→ **Supplied data**
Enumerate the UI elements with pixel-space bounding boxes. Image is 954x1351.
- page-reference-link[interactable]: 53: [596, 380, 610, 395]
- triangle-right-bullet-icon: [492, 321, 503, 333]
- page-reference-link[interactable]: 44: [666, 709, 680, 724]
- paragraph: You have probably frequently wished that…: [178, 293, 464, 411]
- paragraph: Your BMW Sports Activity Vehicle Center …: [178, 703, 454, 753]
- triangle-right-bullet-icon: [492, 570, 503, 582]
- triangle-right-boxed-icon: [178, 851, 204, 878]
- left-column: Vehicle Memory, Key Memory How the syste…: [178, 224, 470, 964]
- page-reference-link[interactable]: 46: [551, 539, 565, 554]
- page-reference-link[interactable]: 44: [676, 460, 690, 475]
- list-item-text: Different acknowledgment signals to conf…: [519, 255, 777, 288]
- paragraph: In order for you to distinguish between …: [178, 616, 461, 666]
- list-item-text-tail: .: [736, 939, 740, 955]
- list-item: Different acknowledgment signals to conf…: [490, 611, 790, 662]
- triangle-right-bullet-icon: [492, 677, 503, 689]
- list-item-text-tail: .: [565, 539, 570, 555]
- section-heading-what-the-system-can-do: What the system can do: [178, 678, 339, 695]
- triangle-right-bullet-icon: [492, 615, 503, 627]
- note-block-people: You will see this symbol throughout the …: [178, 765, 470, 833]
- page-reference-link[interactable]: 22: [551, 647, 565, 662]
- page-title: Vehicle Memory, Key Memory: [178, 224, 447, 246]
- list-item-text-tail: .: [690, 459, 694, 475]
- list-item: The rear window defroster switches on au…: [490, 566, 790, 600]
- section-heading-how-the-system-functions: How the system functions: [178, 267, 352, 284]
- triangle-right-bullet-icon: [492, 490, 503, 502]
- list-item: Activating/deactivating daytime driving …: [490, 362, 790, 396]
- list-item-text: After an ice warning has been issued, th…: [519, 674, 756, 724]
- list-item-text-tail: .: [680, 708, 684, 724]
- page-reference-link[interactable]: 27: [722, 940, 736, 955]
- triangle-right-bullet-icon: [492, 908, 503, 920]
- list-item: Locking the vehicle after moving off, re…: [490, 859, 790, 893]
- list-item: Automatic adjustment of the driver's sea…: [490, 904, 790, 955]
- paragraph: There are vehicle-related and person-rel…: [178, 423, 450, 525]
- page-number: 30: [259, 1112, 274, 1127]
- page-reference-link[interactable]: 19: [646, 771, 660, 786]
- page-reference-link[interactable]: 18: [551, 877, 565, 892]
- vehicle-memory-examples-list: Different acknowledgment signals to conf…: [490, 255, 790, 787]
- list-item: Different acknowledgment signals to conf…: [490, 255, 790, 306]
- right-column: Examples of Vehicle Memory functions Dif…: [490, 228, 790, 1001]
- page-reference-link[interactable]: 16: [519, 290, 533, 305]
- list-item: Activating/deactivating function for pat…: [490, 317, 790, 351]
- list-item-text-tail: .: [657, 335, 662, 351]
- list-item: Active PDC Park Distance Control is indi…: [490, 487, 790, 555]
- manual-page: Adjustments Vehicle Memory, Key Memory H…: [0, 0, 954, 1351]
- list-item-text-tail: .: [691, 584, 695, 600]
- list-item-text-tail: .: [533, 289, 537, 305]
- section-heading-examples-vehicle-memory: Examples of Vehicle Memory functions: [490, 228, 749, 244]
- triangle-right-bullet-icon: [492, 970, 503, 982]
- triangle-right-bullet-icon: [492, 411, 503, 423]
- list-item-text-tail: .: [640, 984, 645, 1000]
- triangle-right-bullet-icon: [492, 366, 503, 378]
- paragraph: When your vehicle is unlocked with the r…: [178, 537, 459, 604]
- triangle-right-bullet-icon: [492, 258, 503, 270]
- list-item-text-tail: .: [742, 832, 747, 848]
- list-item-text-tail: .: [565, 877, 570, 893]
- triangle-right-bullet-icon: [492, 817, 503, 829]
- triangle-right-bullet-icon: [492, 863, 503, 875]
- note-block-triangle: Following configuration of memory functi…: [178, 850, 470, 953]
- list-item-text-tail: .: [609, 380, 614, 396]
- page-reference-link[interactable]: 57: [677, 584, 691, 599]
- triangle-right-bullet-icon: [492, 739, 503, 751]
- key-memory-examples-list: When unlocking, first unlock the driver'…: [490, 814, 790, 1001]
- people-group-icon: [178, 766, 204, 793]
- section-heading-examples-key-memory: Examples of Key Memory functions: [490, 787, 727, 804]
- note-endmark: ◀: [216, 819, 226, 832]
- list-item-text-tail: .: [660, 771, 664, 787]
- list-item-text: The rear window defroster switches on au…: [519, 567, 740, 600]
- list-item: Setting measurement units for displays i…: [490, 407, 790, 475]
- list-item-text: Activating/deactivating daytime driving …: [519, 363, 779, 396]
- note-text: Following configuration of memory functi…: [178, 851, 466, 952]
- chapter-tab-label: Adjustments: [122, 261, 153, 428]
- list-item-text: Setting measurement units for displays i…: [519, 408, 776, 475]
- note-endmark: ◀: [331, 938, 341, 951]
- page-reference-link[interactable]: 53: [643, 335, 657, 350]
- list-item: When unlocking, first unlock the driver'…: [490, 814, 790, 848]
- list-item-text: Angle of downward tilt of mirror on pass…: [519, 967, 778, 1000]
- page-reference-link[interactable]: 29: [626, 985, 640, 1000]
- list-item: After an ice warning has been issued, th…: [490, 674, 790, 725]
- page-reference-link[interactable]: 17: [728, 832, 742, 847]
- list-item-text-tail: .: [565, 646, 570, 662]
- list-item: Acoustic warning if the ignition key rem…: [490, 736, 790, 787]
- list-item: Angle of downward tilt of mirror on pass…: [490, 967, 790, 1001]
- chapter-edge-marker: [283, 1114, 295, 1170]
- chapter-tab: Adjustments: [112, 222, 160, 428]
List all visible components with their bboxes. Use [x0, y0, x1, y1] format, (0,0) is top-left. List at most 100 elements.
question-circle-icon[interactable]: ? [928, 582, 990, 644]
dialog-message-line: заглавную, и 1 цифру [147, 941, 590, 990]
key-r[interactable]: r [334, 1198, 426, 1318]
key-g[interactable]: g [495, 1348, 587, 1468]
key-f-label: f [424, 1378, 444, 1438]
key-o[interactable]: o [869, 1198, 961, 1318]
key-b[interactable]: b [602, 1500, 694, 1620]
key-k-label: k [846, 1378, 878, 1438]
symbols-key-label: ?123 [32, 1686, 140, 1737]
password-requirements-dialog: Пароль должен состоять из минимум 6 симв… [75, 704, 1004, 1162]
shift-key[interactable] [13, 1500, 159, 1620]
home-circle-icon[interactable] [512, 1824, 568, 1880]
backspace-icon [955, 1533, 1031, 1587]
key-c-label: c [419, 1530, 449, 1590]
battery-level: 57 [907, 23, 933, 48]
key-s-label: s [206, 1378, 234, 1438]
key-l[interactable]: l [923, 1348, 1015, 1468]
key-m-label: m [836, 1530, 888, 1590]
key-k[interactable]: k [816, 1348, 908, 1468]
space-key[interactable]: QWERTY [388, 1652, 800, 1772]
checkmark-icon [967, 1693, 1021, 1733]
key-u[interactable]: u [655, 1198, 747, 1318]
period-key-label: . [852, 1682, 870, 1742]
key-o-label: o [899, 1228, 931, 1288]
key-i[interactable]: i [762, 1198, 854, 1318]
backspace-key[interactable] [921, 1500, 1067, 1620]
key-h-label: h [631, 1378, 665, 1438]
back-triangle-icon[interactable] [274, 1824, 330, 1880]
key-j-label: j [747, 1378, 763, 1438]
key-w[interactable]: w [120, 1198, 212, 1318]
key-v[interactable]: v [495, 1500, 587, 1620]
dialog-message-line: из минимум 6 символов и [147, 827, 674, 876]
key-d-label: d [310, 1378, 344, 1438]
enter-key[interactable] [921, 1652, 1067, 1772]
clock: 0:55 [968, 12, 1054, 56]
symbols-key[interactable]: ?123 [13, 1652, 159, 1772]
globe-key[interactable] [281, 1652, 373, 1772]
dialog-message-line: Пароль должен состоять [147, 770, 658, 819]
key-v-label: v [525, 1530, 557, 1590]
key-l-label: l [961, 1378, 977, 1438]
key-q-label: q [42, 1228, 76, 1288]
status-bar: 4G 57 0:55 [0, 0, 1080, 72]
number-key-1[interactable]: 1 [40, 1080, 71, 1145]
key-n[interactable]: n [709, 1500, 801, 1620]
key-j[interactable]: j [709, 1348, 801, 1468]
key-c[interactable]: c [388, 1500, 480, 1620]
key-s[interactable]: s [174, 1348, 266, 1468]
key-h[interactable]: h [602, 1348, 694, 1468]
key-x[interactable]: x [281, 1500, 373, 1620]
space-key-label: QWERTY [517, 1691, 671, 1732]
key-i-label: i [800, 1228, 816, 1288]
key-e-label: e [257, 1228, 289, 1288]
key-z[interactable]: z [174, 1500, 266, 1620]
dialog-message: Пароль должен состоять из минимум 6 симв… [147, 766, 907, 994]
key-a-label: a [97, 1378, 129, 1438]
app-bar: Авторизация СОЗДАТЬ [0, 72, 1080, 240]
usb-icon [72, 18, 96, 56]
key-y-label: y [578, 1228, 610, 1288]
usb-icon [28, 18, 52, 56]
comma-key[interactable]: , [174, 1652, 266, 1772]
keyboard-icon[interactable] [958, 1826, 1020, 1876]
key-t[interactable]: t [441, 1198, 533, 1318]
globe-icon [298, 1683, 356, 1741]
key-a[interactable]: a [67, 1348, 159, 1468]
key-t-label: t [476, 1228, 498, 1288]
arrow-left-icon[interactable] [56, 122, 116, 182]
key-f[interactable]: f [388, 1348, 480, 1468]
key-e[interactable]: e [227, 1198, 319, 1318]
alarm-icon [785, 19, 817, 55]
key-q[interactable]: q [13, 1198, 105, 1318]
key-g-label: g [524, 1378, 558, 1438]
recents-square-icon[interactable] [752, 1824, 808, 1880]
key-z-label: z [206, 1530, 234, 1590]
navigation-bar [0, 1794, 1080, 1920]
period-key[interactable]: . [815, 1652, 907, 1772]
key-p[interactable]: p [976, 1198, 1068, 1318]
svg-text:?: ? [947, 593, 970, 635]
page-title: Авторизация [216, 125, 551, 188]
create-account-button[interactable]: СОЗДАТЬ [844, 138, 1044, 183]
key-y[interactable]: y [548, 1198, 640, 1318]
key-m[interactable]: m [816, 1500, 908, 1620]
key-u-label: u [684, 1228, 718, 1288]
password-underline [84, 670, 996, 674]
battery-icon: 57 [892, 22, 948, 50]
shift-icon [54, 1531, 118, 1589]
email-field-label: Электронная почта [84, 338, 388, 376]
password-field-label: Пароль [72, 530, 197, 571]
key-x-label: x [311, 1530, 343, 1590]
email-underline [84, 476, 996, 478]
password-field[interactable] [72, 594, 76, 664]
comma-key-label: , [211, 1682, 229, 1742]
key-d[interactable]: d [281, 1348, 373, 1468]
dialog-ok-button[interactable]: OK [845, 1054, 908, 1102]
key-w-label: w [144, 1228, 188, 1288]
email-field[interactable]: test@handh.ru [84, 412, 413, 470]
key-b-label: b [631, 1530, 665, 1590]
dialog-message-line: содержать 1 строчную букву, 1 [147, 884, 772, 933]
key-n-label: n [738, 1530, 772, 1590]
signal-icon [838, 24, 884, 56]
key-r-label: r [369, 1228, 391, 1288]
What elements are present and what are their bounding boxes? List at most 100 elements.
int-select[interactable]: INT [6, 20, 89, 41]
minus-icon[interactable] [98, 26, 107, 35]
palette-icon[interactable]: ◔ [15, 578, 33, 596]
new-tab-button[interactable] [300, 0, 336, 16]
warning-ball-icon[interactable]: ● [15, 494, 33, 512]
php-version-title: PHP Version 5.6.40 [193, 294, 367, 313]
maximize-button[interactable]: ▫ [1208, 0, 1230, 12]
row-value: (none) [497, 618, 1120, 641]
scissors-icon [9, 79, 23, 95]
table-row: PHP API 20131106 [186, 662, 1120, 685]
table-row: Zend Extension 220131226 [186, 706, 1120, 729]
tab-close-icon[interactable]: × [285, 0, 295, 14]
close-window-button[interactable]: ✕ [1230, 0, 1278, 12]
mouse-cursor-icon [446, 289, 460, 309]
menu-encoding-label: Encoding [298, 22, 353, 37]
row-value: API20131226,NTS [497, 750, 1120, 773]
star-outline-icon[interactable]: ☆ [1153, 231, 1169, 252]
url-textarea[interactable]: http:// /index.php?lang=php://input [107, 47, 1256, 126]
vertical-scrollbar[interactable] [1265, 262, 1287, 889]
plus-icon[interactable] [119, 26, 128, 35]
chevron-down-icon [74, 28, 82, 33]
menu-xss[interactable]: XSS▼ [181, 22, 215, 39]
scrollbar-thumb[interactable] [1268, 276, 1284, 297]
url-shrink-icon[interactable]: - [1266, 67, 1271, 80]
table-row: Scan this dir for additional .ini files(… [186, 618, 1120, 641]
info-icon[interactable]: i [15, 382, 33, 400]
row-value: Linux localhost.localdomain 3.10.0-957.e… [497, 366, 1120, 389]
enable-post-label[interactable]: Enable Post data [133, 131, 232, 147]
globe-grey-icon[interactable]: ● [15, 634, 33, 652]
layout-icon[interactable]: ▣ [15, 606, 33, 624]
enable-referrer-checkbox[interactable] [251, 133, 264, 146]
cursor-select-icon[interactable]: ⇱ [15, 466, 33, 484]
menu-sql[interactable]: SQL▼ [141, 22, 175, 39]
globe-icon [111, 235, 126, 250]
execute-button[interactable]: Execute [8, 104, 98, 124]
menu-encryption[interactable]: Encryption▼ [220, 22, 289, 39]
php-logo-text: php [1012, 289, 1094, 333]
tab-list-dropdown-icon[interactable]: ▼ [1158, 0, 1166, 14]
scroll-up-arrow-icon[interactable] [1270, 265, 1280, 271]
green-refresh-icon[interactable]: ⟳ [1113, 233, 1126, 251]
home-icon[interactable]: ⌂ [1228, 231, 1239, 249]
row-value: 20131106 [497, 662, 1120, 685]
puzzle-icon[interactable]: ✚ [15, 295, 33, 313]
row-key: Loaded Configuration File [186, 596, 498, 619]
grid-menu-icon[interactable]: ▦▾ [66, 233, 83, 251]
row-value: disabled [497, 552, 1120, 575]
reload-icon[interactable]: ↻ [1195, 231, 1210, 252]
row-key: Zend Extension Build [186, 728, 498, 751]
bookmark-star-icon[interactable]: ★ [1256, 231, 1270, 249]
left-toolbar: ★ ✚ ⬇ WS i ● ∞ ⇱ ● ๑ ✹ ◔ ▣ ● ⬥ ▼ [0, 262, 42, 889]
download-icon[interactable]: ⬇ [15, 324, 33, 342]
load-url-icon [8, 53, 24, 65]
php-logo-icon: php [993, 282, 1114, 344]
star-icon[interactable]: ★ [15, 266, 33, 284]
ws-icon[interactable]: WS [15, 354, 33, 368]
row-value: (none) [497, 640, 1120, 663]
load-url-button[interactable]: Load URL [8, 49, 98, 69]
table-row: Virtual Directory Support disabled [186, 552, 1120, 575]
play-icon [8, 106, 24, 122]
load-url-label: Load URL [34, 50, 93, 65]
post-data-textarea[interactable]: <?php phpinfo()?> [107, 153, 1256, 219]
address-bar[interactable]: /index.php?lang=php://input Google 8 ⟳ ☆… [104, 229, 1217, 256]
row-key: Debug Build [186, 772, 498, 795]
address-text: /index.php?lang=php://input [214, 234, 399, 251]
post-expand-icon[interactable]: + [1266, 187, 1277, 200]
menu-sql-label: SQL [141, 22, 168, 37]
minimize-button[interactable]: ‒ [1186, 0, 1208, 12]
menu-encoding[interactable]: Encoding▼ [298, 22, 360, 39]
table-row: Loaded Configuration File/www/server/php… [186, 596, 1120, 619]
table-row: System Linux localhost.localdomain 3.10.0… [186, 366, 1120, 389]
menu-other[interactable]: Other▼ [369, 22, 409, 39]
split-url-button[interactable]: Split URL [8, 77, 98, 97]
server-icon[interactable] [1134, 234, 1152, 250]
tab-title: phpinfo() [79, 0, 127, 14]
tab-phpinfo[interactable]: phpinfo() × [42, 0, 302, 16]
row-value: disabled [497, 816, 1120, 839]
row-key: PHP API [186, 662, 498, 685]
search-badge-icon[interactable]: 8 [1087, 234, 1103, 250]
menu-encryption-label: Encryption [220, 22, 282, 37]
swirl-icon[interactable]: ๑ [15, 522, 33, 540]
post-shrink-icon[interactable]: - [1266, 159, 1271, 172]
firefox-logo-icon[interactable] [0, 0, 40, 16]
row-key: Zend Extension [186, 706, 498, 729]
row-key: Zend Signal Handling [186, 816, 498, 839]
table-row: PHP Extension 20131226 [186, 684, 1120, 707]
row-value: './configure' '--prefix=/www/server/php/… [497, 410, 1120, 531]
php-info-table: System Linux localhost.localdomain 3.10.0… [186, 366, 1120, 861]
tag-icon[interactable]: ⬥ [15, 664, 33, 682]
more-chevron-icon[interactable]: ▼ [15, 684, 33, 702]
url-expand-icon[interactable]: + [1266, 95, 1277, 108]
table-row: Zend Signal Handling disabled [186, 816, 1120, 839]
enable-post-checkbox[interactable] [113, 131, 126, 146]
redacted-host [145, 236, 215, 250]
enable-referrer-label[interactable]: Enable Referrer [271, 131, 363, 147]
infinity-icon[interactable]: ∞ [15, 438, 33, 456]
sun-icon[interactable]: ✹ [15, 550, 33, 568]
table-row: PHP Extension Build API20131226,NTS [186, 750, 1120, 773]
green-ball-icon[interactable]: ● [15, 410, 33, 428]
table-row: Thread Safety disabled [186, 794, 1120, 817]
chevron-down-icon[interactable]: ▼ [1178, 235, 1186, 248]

→ **What to work on**
Can you arrange the rows from the start of the records through the line containing "- paragraph: Your", inclusive, as a numbered list with blank lines left out?

→ **Exercise output**
1. Enumerate the UI elements with pixel-space bounding boxes. Image is 954x1351.
2. - page-reference-link[interactable]: 53: [596, 380, 610, 395]
3. - triangle-right-bullet-icon: [492, 321, 503, 333]
4. - page-reference-link[interactable]: 44: [666, 709, 680, 724]
5. - paragraph: You have probably frequently wished that…: [178, 293, 464, 411]
6. - paragraph: Your BMW Sports Activity Vehicle Center …: [178, 703, 454, 753]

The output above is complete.